- [YOUR INSTRUCTIONS]
Answer with nothing except the number of lines that contain the word "Basis".

- [TASK DATA]
•••••

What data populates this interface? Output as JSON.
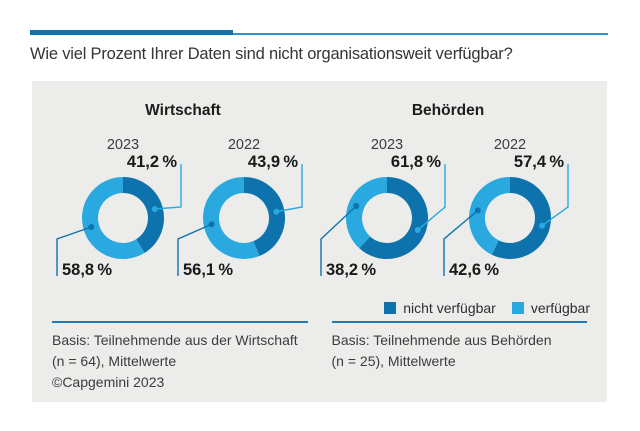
{
  "title": "Wie viel Prozent Ihrer Daten sind nicht organisationsweit verfügbar?",
  "colors": {
    "dark_blue": "#0e73ac",
    "light_blue": "#29a9e0",
    "rule_light": "#2b95cd",
    "divider": "#1d7ab2",
    "panel_bg": "#ececeb"
  },
  "legend": {
    "items": [
      {
        "label": "nicht verfügbar",
        "color_key": "dark_blue"
      },
      {
        "label": "verfügbar",
        "color_key": "light_blue"
      }
    ]
  },
  "sections": [
    {
      "name": "Wirtschaft",
      "donuts": [
        {
          "year": "2023",
          "nicht_pct": 41.2,
          "nicht_label": "41,2 %",
          "verf_pct": 58.8,
          "verf_label": "58,8 %"
        },
        {
          "year": "2022",
          "nicht_pct": 43.9,
          "nicht_label": "43,9 %",
          "verf_pct": 56.1,
          "verf_label": "56,1 %"
        }
      ],
      "footer_lines": [
        "Basis: Teilnehmende aus der Wirtschaft",
        "(n = 64), Mittelwerte",
        "©Capgemini 2023"
      ]
    },
    {
      "name": "Behörden",
      "donuts": [
        {
          "year": "2023",
          "nicht_pct": 61.8,
          "nicht_label": "61,8 %",
          "verf_pct": 38.2,
          "verf_label": "38,2 %"
        },
        {
          "year": "2022",
          "nicht_pct": 57.4,
          "nicht_label": "57,4 %",
          "verf_pct": 42.6,
          "verf_label": "42,6 %"
        }
      ],
      "footer_lines": [
        "Basis: Teilnehmende aus Behörden",
        "(n = 25), Mittelwerte"
      ]
    }
  ],
  "chart_data": {
    "type": "pie",
    "subtype": "donut",
    "title": "Wie viel Prozent Ihrer Daten sind nicht organisationsweit verfügbar?",
    "legend": [
      "nicht verfügbar",
      "verfügbar"
    ],
    "legend_position": "bottom-right",
    "groups": [
      {
        "section": "Wirtschaft",
        "year": "2023",
        "nicht_verfuegbar_pct": 41.2,
        "verfuegbar_pct": 58.8
      },
      {
        "section": "Wirtschaft",
        "year": "2022",
        "nicht_verfuegbar_pct": 43.9,
        "verfuegbar_pct": 56.1
      },
      {
        "section": "Behörden",
        "year": "2023",
        "nicht_verfuegbar_pct": 61.8,
        "verfuegbar_pct": 38.2
      },
      {
        "section": "Behörden",
        "year": "2022",
        "nicht_verfuegbar_pct": 57.4,
        "verfuegbar_pct": 42.6
      }
    ],
    "notes": [
      "Basis: Teilnehmende aus der Wirtschaft (n = 64), Mittelwerte",
      "Basis: Teilnehmende aus Behörden (n = 25), Mittelwerte",
      "©Capgemini 2023"
    ]
  }
}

•••••

- [CORRECT RESULT]
4